Extract the entries in their exact form.

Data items

· · · · · · ·

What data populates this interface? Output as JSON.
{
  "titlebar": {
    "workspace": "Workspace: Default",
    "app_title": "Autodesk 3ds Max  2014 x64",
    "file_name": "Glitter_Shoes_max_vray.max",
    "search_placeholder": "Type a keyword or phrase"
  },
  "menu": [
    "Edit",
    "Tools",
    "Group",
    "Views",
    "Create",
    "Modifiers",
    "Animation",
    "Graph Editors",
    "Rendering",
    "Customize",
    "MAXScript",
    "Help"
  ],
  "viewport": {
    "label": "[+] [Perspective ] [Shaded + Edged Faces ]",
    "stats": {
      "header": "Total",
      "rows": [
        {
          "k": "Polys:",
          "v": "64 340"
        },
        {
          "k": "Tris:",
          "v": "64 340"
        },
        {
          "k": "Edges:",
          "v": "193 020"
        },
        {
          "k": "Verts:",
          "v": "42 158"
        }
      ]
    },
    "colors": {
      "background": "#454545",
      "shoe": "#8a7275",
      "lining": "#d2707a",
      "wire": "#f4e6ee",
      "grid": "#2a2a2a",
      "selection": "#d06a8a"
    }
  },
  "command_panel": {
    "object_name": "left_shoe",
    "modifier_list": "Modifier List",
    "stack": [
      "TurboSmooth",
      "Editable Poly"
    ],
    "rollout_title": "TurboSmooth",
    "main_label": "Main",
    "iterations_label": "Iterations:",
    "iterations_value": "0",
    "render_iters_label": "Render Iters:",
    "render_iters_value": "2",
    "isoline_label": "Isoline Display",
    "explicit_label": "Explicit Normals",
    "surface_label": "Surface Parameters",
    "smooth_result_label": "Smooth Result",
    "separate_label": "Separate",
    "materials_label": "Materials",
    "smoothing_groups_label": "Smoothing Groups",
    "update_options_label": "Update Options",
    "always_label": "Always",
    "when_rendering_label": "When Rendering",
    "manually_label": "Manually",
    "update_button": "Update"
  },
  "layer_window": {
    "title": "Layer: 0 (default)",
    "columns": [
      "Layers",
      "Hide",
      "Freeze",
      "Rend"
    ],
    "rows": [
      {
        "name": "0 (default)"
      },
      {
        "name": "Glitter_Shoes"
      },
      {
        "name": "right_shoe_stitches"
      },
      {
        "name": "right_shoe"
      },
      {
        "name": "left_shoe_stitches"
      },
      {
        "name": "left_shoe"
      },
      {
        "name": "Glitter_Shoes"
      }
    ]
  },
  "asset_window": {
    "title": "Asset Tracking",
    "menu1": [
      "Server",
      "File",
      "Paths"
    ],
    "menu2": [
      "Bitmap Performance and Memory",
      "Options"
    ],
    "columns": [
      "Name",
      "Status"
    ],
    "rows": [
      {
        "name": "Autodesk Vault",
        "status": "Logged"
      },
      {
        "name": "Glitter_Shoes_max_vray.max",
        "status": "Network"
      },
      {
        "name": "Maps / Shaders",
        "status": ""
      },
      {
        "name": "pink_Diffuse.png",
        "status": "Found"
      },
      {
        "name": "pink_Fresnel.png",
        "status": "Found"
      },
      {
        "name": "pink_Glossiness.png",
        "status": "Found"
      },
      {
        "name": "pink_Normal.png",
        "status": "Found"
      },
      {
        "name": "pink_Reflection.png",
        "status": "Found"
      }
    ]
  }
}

· · · · · · ·

● OUTPUT OF THE TASK:
What data populates this interface? Output as JSON.
{
  "titlebar": {
    "workspace": "Workspace: Default",
    "app_title": "Autodesk 3ds Max  2014 x64",
    "file_name": "Glitter_Shoes_max_vray.max",
    "search_placeholder": "Type a keyword or phrase"
  },
  "menu": [
    "Edit",
    "Tools",
    "Group",
    "Views",
    "Create",
    "Modifiers",
    "Animation",
    "Graph Editors",
    "Rendering",
    "Customize",
    "MAXScript",
    "Help"
  ],
  "viewport": {
    "label": "[+] [Perspective ] [Shaded + Edged Faces ]",
    "stats": {
      "header": "Total",
      "rows": [
        {
          "k": "Polys:",
          "v": "64 340"
        },
        {
          "k": "Tris:",
          "v": "64 340"
        },
        {
          "k": "Edges:",
          "v": "193 020"
        },
        {
          "k": "Verts:",
          "v": "42 158"
        }
      ]
    },
    "colors": {
      "background": "#454545",
      "shoe": "#8a7275",
      "lining": "#d2707a",
      "wire": "#f4e6ee",
      "grid": "#2a2a2a",
      "selection": "#d06a8a"
    }
  },
  "command_panel": {
    "object_name": "left_shoe",
    "modifier_list": "Modifier List",
    "stack": [
      "TurboSmooth",
      "Editable Poly"
    ],
    "rollout_title": "TurboSmooth",
    "main_label": "Main",
    "iterations_label": "Iterations:",
    "iterations_value": "0",
    "render_iters_label": "Render Iters:",
    "render_iters_value": "2",
    "isoline_label": "Isoline Display",
    "explicit_label": "Explicit Normals",
    "surface_label": "Surface Parameters",
    "smooth_result_label": "Smooth Result",
    "separate_label": "Separate",
    "materials_label": "Materials",
    "smoothing_groups_label": "Smoothing Groups",
    "update_options_label": "Update Options",
    "always_label": "Always",
    "when_rendering_label": "When Rendering",
    "manually_label": "Manually",
    "update_button": "Update"
  },
  "layer_window": {
    "title": "Layer: 0 (default)",
    "columns": [
      "Layers",
      "Hide",
      "Freeze",
      "Rend"
    ],
    "rows": [
      {
        "name": "0 (default)"
      },
      {
        "name": "Glitter_Shoes"
      },
      {
        "name": "right_shoe_stitches"
      },
      {
        "name": "right_shoe"
      },
      {
        "name": "left_shoe_stitches"
      },
      {
        "name": "left_shoe"
      },
      {
        "name": "Glitter_Shoes"
      }
    ]
  },
  "asset_window": {
    "title": "Asset Tracking",
    "menu1": [
      "Server",
      "File",
      "Paths"
    ],
    "menu2": [
      "Bitmap Performance and Memory",
      "Options"
    ],
    "columns": [
      "Name",
      "Status"
    ],
    "rows": [
      {
        "name": "Autodesk Vault",
        "status": "Logged"
      },
      {
        "name": "Glitter_Shoes_max_vray.max",
        "status": "Network"
      },
      {
        "name": "Maps / Shaders",
        "status": ""
      },
      {
        "name": "pink_Diffuse.png",
        "status": "Found"
      },
      {
        "name": "pink_Fresnel.png",
        "status": "Found"
      },
      {
        "name": "pink_Glossiness.png",
        "status": "Found"
      },
      {
        "name": "pink_Normal.png",
        "status": "Found"
      },
      {
        "name": "pink_Reflection.png",
        "status": "Found"
      }
    ]
  }
}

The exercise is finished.